▶ Work required:
Return every entry exactly.

---- The input

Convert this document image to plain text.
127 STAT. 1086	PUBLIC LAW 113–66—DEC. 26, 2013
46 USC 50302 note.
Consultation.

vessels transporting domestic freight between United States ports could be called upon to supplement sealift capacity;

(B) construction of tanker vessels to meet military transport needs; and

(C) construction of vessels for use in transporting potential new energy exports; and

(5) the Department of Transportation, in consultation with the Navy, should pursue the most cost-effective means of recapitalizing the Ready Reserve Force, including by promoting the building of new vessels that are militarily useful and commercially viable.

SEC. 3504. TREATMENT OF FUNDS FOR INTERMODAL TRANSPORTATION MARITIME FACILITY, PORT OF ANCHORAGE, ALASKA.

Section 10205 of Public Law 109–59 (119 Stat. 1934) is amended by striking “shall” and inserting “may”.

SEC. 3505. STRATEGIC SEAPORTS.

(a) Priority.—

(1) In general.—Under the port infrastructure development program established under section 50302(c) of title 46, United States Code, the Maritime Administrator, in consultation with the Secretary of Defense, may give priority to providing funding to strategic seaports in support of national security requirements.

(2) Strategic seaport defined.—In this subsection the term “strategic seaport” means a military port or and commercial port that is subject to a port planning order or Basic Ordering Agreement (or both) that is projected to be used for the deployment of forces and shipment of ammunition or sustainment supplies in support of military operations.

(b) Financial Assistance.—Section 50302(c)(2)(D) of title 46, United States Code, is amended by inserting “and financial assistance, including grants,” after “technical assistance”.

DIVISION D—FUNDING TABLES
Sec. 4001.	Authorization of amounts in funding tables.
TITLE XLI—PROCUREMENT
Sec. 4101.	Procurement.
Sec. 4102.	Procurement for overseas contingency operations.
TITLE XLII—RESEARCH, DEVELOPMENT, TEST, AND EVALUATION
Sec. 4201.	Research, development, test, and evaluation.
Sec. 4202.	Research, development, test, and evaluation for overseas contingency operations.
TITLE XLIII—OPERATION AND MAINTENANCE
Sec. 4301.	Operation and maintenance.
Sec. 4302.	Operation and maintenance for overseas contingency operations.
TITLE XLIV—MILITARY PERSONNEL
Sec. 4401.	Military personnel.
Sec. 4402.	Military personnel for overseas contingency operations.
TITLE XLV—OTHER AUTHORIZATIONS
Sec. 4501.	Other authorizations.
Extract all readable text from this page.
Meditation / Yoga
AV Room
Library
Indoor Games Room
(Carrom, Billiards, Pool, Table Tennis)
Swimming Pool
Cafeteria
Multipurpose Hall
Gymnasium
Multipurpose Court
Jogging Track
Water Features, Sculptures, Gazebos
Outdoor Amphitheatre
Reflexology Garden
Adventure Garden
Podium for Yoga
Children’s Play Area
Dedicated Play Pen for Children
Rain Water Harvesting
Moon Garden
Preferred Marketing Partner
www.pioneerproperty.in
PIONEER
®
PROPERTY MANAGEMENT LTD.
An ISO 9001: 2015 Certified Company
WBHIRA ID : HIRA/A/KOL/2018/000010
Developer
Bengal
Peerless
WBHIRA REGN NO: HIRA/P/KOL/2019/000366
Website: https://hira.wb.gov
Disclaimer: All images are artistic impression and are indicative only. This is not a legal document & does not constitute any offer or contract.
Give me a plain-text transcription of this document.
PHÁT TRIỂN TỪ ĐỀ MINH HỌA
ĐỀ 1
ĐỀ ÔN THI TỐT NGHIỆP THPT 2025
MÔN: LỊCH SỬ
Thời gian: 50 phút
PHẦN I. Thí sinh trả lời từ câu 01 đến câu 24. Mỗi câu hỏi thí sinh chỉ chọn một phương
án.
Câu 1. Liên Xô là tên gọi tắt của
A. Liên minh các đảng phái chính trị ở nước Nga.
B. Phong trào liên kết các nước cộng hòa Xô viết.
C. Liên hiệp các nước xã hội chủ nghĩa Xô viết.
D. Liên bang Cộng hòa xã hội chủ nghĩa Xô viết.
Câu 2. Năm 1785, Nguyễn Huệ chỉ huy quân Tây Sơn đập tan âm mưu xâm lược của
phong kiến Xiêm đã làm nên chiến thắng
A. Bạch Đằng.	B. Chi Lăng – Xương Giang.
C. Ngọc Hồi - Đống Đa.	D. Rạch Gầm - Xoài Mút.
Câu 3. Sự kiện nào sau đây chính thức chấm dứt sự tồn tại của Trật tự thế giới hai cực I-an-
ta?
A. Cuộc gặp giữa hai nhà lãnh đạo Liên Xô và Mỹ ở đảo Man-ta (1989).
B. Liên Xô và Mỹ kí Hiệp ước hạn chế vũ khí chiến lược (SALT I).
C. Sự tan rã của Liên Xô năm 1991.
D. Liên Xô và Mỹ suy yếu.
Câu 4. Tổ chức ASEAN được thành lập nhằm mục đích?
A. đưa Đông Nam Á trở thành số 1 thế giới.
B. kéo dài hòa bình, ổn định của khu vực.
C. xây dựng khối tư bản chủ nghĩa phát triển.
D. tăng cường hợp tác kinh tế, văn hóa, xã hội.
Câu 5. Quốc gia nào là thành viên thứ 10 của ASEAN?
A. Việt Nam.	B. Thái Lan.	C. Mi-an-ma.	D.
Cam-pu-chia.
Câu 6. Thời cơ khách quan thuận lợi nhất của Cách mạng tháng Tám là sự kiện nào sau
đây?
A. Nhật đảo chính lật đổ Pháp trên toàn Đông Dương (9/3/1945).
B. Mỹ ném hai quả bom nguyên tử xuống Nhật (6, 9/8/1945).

--------

▶ Reply:
Convert this document image to plain text.
127 STAT. 1086	PUBLIC LAW 113–66—DEC. 26, 2013
46 USC 50302 note.
Consultation.

vessels transporting domestic freight between United States ports could be called upon to supplement sealift capacity;

(B) construction of tanker vessels to meet military transport needs; and

(C) construction of vessels for use in transporting potential new energy exports; and

(5) the Department of Transportation, in consultation with the Navy, should pursue the most cost-effective means of recapitalizing the Ready Reserve Force, including by promoting the building of new vessels that are militarily useful and commercially viable.

SEC. 3504. TREATMENT OF FUNDS FOR INTERMODAL TRANSPORTATION MARITIME FACILITY, PORT OF ANCHORAGE, ALASKA.

Section 10205 of Public Law 109–59 (119 Stat. 1934) is amended by striking “shall” and inserting “may”.

SEC. 3505. STRATEGIC SEAPORTS.

(a) Priority.—

(1) In general.—Under the port infrastructure development program established under section 50302(c) of title 46, United States Code, the Maritime Administrator, in consultation with the Secretary of Defense, may give priority to providing funding to strategic seaports in support of national security requirements.

(2) Strategic seaport defined.—In this subsection the term “strategic seaport” means a military port or and commercial port that is subject to a port planning order or Basic Ordering Agreement (or both) that is projected to be used for the deployment of forces and shipment of ammunition or sustainment supplies in support of military operations.

(b) Financial Assistance.—Section 50302(c)(2)(D) of title 46, United States Code, is amended by inserting “and financial assistance, including grants,” after “technical assistance”.

DIVISION D—FUNDING TABLES
Sec. 4001.	Authorization of amounts in funding tables.
TITLE XLI—PROCUREMENT
Sec. 4101.	Procurement.
Sec. 4102.	Procurement for overseas contingency operations.
TITLE XLII—RESEARCH, DEVELOPMENT, TEST, AND EVALUATION
Sec. 4201.	Research, development, test, and evaluation.
Sec. 4202.	Research, development, test, and evaluation for overseas contingency operations.
TITLE XLIII—OPERATION AND MAINTENANCE
Sec. 4301.	Operation and maintenance.
Sec. 4302.	Operation and maintenance for overseas contingency operations.
TITLE XLIV—MILITARY PERSONNEL
Sec. 4401.	Military personnel.
Sec. 4402.	Military personnel for overseas contingency operations.
TITLE XLV—OTHER AUTHORIZATIONS
Sec. 4501.	Other authorizations.
Extract all readable text from this page.
Meditation / Yoga
AV Room
Library
Indoor Games Room
(Carrom, Billiards, Pool, Table Tennis)
Swimming Pool
Cafeteria
Multipurpose Hall
Gymnasium
Multipurpose Court
Jogging Track
Water Features, Sculptures, Gazebos
Outdoor Amphitheatre
Reflexology Garden
Adventure Garden
Podium for Yoga
Children’s Play Area
Dedicated Play Pen for Children
Rain Water Harvesting
Moon Garden
Preferred Marketing Partner
www.pioneerproperty.in
PIONEER
®
PROPERTY MANAGEMENT LTD.
An ISO 9001: 2015 Certified Company
WBHIRA ID : HIRA/A/KOL/2018/000010
Developer
Bengal
Peerless
WBHIRA REGN NO: HIRA/P/KOL/2019/000366
Website: https://hira.wb.gov
Disclaimer: All images are artistic impression and are indicative only. This is not a legal document & does not constitute any offer or contract.
Give me a plain-text transcription of this document.
PHÁT TRIỂN TỪ ĐỀ MINH HỌA
ĐỀ 1
ĐỀ ÔN THI TỐT NGHIỆP THPT 2025
MÔN: LỊCH SỬ
Thời gian: 50 phút
PHẦN I. Thí sinh trả lời từ câu 01 đến câu 24. Mỗi câu hỏi thí sinh chỉ chọn một phương
án.
Câu 1. Liên Xô là tên gọi tắt của
A. Liên minh các đảng phái chính trị ở nước Nga.
B. Phong trào liên kết các nước cộng hòa Xô viết.
C. Liên hiệp các nước xã hội chủ nghĩa Xô viết.
D. Liên bang Cộng hòa xã hội chủ nghĩa Xô viết.
Câu 2. Năm 1785, Nguyễn Huệ chỉ huy quân Tây Sơn đập tan âm mưu xâm lược của
phong kiến Xiêm đã làm nên chiến thắng
A. Bạch Đằng.	B. Chi Lăng – Xương Giang.
C. Ngọc Hồi - Đống Đa.	D. Rạch Gầm - Xoài Mút.
Câu 3. Sự kiện nào sau đây chính thức chấm dứt sự tồn tại của Trật tự thế giới hai cực I-an-
ta?
A. Cuộc gặp giữa hai nhà lãnh đạo Liên Xô và Mỹ ở đảo Man-ta (1989).
B. Liên Xô và Mỹ kí Hiệp ước hạn chế vũ khí chiến lược (SALT I).
C. Sự tan rã của Liên Xô năm 1991.
D. Liên Xô và Mỹ suy yếu.
Câu 4. Tổ chức ASEAN được thành lập nhằm mục đích?
A. đưa Đông Nam Á trở thành số 1 thế giới.
B. kéo dài hòa bình, ổn định của khu vực.
C. xây dựng khối tư bản chủ nghĩa phát triển.
D. tăng cường hợp tác kinh tế, văn hóa, xã hội.
Câu 5. Quốc gia nào là thành viên thứ 10 của ASEAN?
A. Việt Nam.	B. Thái Lan.	C. Mi-an-ma.	D.
Cam-pu-chia.
Câu 6. Thời cơ khách quan thuận lợi nhất của Cách mạng tháng Tám là sự kiện nào sau
đây?
A. Nhật đảo chính lật đổ Pháp trên toàn Đông Dương (9/3/1945).
B. Mỹ ném hai quả bom nguyên tử xuống Nhật (6, 9/8/1945).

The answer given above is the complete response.